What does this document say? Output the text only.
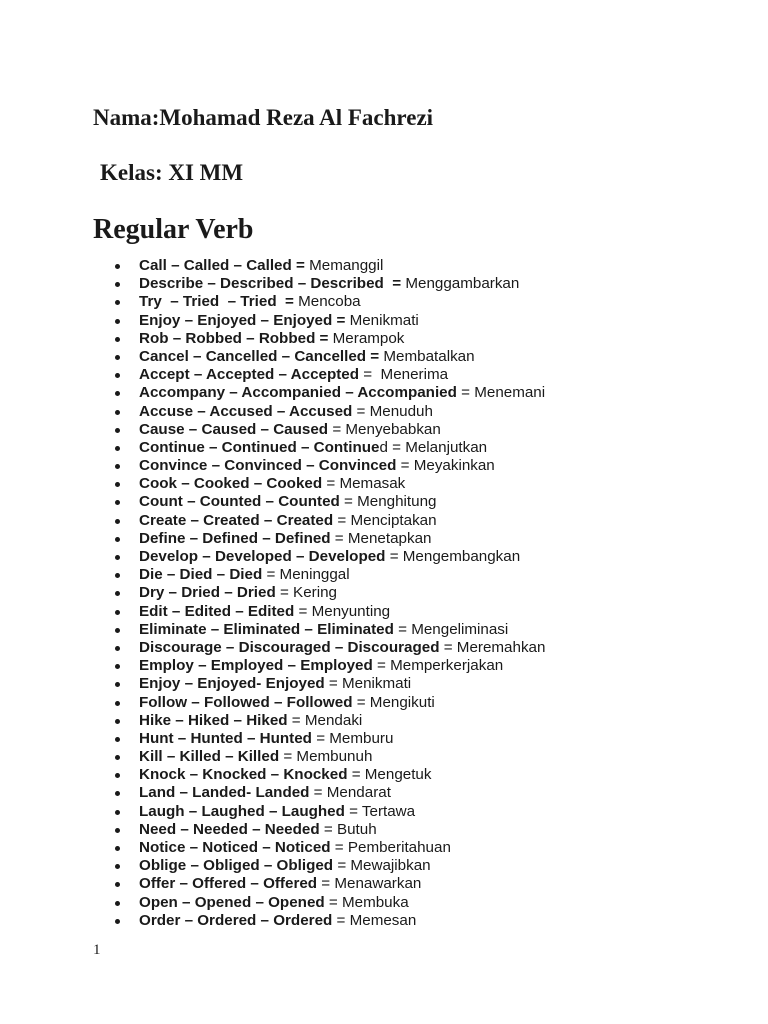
Nama:Mohamad Reza Al Fachrezi
Kelas: XI MM
Regular Verb
Call – Called – Called = Memanggil
Describe – Described – Described  = Menggambarkan
Try  – Tried  – Tried  = Mencoba
Enjoy – Enjoyed – Enjoyed = Menikmati
Rob – Robbed – Robbed = Merampok
Cancel – Cancelled – Cancelled = Membatalkan
Accept – Accepted – Accepted =  Menerima
Accompany – Accompanied – Accompanied = Menemani
Accuse – Accused – Accused = Menuduh
Cause – Caused – Caused = Menyebabkan
Continue – Continued – Continued = Melanjutkan
Convince – Convinced – Convinced = Meyakinkan
Cook – Cooked – Cooked = Memasak
Count – Counted – Counted = Menghitung
Create – Created – Created = Menciptakan
Define – Defined – Defined = Menetapkan
Develop – Developed – Developed = Mengembangkan
Die – Died – Died = Meninggal
Dry – Dried – Dried = Kering
Edit – Edited – Edited = Menyunting
Eliminate – Eliminated – Eliminated = Mengeliminasi
Discourage – Discouraged – Discouraged = Meremahkan
Employ – Employed – Employed = Memperkerjakan
Enjoy – Enjoyed- Enjoyed = Menikmati
Follow – Followed – Followed = Mengikuti
Hike – Hiked – Hiked = Mendaki
Hunt – Hunted – Hunted = Memburu
Kill – Killed – Killed = Membunuh
Knock – Knocked – Knocked = Mengetuk
Land – Landed- Landed = Mendarat
Laugh – Laughed – Laughed = Tertawa
Need – Needed – Needed = Butuh
Notice – Noticed – Noticed = Pemberitahuan
Oblige – Obliged – Obliged = Mewajibkan
Offer – Offered – Offered = Menawarkan
Open – Opened – Opened = Membuka
Order – Ordered – Ordered = Memesan
1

_ _ _ _

▶ GIVEN EXERCISE
The material above must be printed exactly, with its pictures left out.

▶ TASK SOLUTION
What does this document say? Output the text only.
Nama:Mohamad Reza Al Fachrezi
Kelas: XI MM
Regular Verb
Call – Called – Called = Memanggil
Describe – Described – Described  = Menggambarkan
Try  – Tried  – Tried  = Mencoba
Enjoy – Enjoyed – Enjoyed = Menikmati
Rob – Robbed – Robbed = Merampok
Cancel – Cancelled – Cancelled = Membatalkan
Accept – Accepted – Accepted =  Menerima
Accompany – Accompanied – Accompanied = Menemani
Accuse – Accused – Accused = Menuduh
Cause – Caused – Caused = Menyebabkan
Continue – Continued – Continued = Melanjutkan
Convince – Convinced – Convinced = Meyakinkan
Cook – Cooked – Cooked = Memasak
Count – Counted – Counted = Menghitung
Create – Created – Created = Menciptakan
Define – Defined – Defined = Menetapkan
Develop – Developed – Developed = Mengembangkan
Die – Died – Died = Meninggal
Dry – Dried – Dried = Kering
Edit – Edited – Edited = Menyunting
Eliminate – Eliminated – Eliminated = Mengeliminasi
Discourage – Discouraged – Discouraged = Meremahkan
Employ – Employed – Employed = Memperkerjakan
Enjoy – Enjoyed- Enjoyed = Menikmati
Follow – Followed – Followed = Mengikuti
Hike – Hiked – Hiked = Mendaki
Hunt – Hunted – Hunted = Memburu
Kill – Killed – Killed = Membunuh
Knock – Knocked – Knocked = Mengetuk
Land – Landed- Landed = Mendarat
Laugh – Laughed – Laughed = Tertawa
Need – Needed – Needed = Butuh
Notice – Noticed – Noticed = Pemberitahuan
Oblige – Obliged – Obliged = Mewajibkan
Offer – Offered – Offered = Menawarkan
Open – Opened – Opened = Membuka
Order – Ordered – Ordered = Memesan
1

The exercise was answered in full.